(WRITTEN TASK) Extract every line that contains the word "pelajaran".

(ITEMS)
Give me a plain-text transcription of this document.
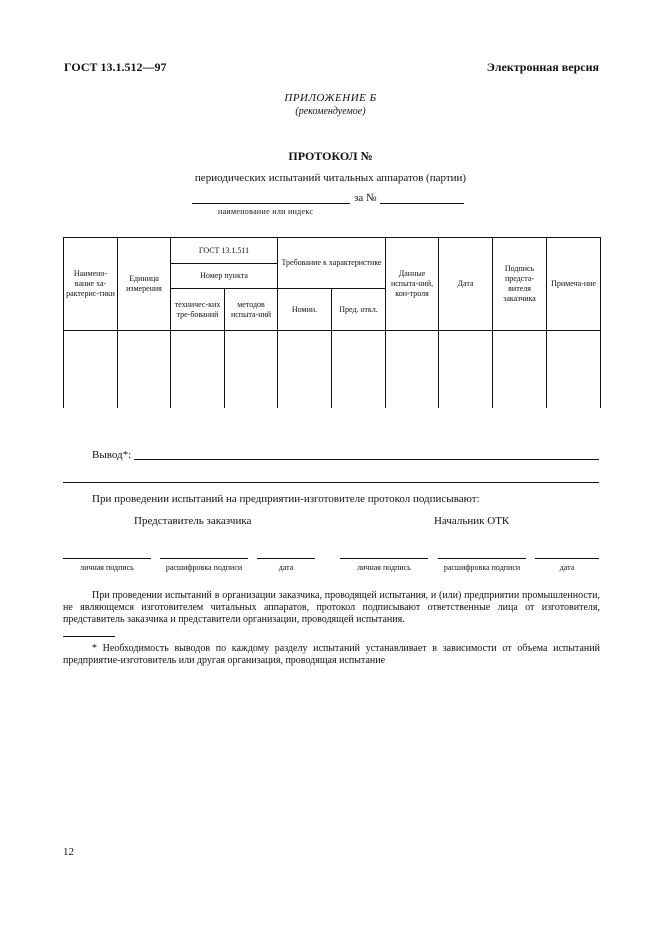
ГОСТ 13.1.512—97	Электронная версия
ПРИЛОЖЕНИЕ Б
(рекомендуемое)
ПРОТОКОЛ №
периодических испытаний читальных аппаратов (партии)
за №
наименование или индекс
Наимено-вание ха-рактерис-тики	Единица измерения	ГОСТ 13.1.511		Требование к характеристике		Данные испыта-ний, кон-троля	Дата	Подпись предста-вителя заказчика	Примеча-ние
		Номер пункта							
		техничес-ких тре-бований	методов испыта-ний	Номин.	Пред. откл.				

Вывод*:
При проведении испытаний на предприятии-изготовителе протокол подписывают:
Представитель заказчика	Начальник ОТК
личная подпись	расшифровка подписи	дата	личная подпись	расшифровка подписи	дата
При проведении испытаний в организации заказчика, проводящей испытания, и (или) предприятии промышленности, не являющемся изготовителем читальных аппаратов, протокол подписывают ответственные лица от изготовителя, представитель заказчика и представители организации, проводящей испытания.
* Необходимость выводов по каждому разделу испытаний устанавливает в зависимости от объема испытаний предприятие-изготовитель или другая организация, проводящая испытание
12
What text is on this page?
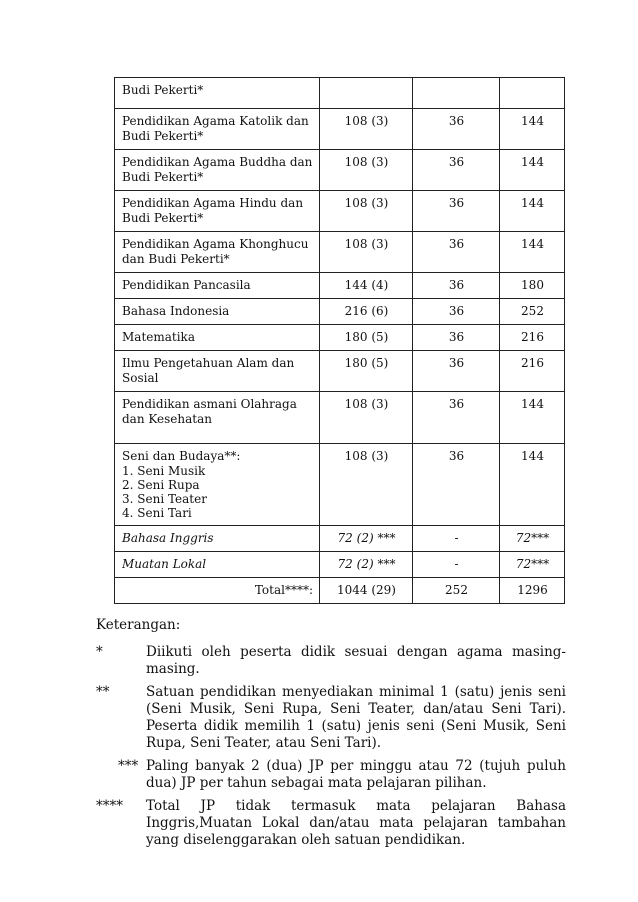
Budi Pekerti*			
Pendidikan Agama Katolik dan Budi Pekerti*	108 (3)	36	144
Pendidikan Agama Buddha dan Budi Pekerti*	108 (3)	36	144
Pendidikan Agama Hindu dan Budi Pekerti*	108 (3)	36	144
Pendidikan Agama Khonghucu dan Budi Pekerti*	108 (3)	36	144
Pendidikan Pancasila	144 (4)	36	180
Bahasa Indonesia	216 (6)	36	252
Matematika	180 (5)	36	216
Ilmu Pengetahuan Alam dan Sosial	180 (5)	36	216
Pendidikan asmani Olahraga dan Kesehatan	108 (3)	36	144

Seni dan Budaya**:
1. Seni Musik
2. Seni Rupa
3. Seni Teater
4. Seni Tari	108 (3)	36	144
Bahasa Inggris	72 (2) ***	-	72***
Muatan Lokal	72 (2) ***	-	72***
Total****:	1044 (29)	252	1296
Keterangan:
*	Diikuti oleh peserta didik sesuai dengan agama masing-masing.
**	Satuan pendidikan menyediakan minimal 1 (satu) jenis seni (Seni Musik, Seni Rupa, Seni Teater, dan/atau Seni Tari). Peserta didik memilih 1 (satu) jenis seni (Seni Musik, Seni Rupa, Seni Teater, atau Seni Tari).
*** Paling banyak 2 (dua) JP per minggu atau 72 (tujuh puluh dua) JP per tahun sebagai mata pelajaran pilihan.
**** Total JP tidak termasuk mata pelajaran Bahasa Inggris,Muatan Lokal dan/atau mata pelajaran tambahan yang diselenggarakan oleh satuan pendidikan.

(OUTPUT OF THE TASK)
*** Paling banyak 2 (dua) JP per minggu atau 72 (tujuh puluh dua) JP per tahun sebagai mata pelajaran pilihan.
**** Total JP tidak termasuk mata pelajaran Bahasa Inggris,Muatan Lokal dan/atau mata pelajaran tambahan yang diselenggarakan oleh satuan pendidikan.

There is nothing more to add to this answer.